-- start of Raw records --

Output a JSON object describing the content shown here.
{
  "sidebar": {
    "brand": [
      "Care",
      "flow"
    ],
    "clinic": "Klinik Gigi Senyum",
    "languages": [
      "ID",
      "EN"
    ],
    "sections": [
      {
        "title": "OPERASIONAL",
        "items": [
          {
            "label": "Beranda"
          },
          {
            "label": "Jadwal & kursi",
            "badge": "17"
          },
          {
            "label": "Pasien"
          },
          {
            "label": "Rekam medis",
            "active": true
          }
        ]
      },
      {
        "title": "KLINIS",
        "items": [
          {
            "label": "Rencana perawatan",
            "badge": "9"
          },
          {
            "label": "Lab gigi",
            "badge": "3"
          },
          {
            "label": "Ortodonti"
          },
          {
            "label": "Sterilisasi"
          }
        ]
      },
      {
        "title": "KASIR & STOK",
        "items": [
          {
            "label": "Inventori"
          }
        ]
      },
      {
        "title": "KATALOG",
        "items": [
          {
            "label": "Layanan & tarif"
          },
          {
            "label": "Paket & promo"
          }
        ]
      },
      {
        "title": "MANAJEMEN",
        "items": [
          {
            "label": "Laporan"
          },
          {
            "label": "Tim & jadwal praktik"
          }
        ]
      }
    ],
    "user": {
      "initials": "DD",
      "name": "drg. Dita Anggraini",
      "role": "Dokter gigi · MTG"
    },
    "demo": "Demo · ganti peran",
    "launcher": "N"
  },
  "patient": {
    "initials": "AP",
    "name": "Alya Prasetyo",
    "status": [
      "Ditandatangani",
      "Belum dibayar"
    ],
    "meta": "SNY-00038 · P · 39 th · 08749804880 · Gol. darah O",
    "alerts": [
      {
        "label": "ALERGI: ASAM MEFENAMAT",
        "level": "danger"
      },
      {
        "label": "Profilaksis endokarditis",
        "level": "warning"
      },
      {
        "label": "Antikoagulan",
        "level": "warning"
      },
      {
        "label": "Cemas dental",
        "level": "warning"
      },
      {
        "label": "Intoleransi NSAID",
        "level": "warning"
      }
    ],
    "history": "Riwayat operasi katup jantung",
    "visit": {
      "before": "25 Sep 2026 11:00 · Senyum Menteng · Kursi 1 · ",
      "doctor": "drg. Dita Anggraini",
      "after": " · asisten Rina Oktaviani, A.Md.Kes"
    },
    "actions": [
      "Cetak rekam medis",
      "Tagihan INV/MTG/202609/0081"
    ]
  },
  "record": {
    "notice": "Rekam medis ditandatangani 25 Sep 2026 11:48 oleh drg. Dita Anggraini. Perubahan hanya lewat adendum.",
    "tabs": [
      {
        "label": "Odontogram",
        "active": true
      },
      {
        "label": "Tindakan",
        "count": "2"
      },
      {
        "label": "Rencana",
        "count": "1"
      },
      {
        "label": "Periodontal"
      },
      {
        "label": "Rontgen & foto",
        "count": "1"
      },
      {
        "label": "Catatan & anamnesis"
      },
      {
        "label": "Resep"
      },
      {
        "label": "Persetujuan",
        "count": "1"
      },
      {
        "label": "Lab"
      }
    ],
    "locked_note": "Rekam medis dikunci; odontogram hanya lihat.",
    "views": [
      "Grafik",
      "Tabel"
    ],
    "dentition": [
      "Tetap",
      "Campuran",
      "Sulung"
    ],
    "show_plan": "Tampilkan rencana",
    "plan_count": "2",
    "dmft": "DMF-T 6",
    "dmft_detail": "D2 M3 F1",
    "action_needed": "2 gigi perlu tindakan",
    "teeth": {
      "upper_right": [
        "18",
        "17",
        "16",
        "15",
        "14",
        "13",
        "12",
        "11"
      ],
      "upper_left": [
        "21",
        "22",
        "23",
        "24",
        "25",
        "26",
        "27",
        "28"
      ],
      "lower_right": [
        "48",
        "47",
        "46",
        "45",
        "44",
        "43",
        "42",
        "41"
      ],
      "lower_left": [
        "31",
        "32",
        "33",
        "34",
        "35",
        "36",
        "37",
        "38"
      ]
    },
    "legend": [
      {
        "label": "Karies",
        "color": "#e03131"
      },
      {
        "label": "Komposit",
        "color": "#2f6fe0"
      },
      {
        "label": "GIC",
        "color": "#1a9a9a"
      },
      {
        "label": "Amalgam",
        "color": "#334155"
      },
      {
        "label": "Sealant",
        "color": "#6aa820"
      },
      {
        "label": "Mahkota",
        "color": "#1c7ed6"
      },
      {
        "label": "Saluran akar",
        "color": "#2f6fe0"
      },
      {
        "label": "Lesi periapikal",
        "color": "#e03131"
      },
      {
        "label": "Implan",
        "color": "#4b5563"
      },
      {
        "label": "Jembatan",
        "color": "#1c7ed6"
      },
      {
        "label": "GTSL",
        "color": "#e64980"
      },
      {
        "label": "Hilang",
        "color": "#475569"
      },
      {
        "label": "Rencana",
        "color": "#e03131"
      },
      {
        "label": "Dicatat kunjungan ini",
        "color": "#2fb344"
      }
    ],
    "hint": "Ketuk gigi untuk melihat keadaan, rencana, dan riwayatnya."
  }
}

-- end of Raw records --

Write each line above out exactly.

Output a JSON object describing the content shown here.
{
  "sidebar": {
    "brand": [
      "Care",
      "flow"
    ],
    "clinic": "Klinik Gigi Senyum",
    "languages": [
      "ID",
      "EN"
    ],
    "sections": [
      {
        "title": "OPERASIONAL",
        "items": [
          {
            "label": "Beranda"
          },
          {
            "label": "Jadwal & kursi",
            "badge": "17"
          },
          {
            "label": "Pasien"
          },
          {
            "label": "Rekam medis",
            "active": true
          }
        ]
      },
      {
        "title": "KLINIS",
        "items": [
          {
            "label": "Rencana perawatan",
            "badge": "9"
          },
          {
            "label": "Lab gigi",
            "badge": "3"
          },
          {
            "label": "Ortodonti"
          },
          {
            "label": "Sterilisasi"
          }
        ]
      },
      {
        "title": "KASIR & STOK",
        "items": [
          {
            "label": "Inventori"
          }
        ]
      },
      {
        "title": "KATALOG",
        "items": [
          {
            "label": "Layanan & tarif"
          },
          {
            "label": "Paket & promo"
          }
        ]
      },
      {
        "title": "MANAJEMEN",
        "items": [
          {
            "label": "Laporan"
          },
          {
            "label": "Tim & jadwal praktik"
          }
        ]
      }
    ],
    "user": {
      "initials": "DD",
      "name": "drg. Dita Anggraini",
      "role": "Dokter gigi · MTG"
    },
    "demo": "Demo · ganti peran",
    "launcher": "N"
  },
  "patient": {
    "initials": "AP",
    "name": "Alya Prasetyo",
    "status": [
      "Ditandatangani",
      "Belum dibayar"
    ],
    "meta": "SNY-00038 · P · 39 th · 08749804880 · Gol. darah O",
    "alerts": [
      {
        "label": "ALERGI: ASAM MEFENAMAT",
        "level": "danger"
      },
      {
        "label": "Profilaksis endokarditis",
        "level": "warning"
      },
      {
        "label": "Antikoagulan",
        "level": "warning"
      },
      {
        "label": "Cemas dental",
        "level": "warning"
      },
      {
        "label": "Intoleransi NSAID",
        "level": "warning"
      }
    ],
    "history": "Riwayat operasi katup jantung",
    "visit": {
      "before": "25 Sep 2026 11:00 · Senyum Menteng · Kursi 1 · ",
      "doctor": "drg. Dita Anggraini",
      "after": " · asisten Rina Oktaviani, A.Md.Kes"
    },
    "actions": [
      "Cetak rekam medis",
      "Tagihan INV/MTG/202609/0081"
    ]
  },
  "record": {
    "notice": "Rekam medis ditandatangani 25 Sep 2026 11:48 oleh drg. Dita Anggraini. Perubahan hanya lewat adendum.",
    "tabs": [
      {
        "label": "Odontogram",
        "active": true
      },
      {
        "label": "Tindakan",
        "count": "2"
      },
      {
        "label": "Rencana",
        "count": "1"
      },
      {
        "label": "Periodontal"
      },
      {
        "label": "Rontgen & foto",
        "count": "1"
      },
      {
        "label": "Catatan & anamnesis"
      },
      {
        "label": "Resep"
      },
      {
        "label": "Persetujuan",
        "count": "1"
      },
      {
        "label": "Lab"
      }
    ],
    "locked_note": "Rekam medis dikunci; odontogram hanya lihat.",
    "views": [
      "Grafik",
      "Tabel"
    ],
    "dentition": [
      "Tetap",
      "Campuran",
      "Sulung"
    ],
    "show_plan": "Tampilkan rencana",
    "plan_count": "2",
    "dmft": "DMF-T 6",
    "dmft_detail": "D2 M3 F1",
    "action_needed": "2 gigi perlu tindakan",
    "teeth": {
      "upper_right": [
        "18",
        "17",
        "16",
        "15",
        "14",
        "13",
        "12",
        "11"
      ],
      "upper_left": [
        "21",
        "22",
        "23",
        "24",
        "25",
        "26",
        "27",
        "28"
      ],
      "lower_right": [
        "48",
        "47",
        "46",
        "45",
        "44",
        "43",
        "42",
        "41"
      ],
      "lower_left": [
        "31",
        "32",
        "33",
        "34",
        "35",
        "36",
        "37",
        "38"
      ]
    },
    "legend": [
      {
        "label": "Karies",
        "color": "#e03131"
      },
      {
        "label": "Komposit",
        "color": "#2f6fe0"
      },
      {
        "label": "GIC",
        "color": "#1a9a9a"
      },
      {
        "label": "Amalgam",
        "color": "#334155"
      },
      {
        "label": "Sealant",
        "color": "#6aa820"
      },
      {
        "label": "Mahkota",
        "color": "#1c7ed6"
      },
      {
        "label": "Saluran akar",
        "color": "#2f6fe0"
      },
      {
        "label": "Lesi periapikal",
        "color": "#e03131"
      },
      {
        "label": "Implan",
        "color": "#4b5563"
      },
      {
        "label": "Jembatan",
        "color": "#1c7ed6"
      },
      {
        "label": "GTSL",
        "color": "#e64980"
      },
      {
        "label": "Hilang",
        "color": "#475569"
      },
      {
        "label": "Rencana",
        "color": "#e03131"
      },
      {
        "label": "Dicatat kunjungan ini",
        "color": "#2fb344"
      }
    ],
    "hint": "Ketuk gigi untuk melihat keadaan, rencana, dan riwayatnya."
  }
}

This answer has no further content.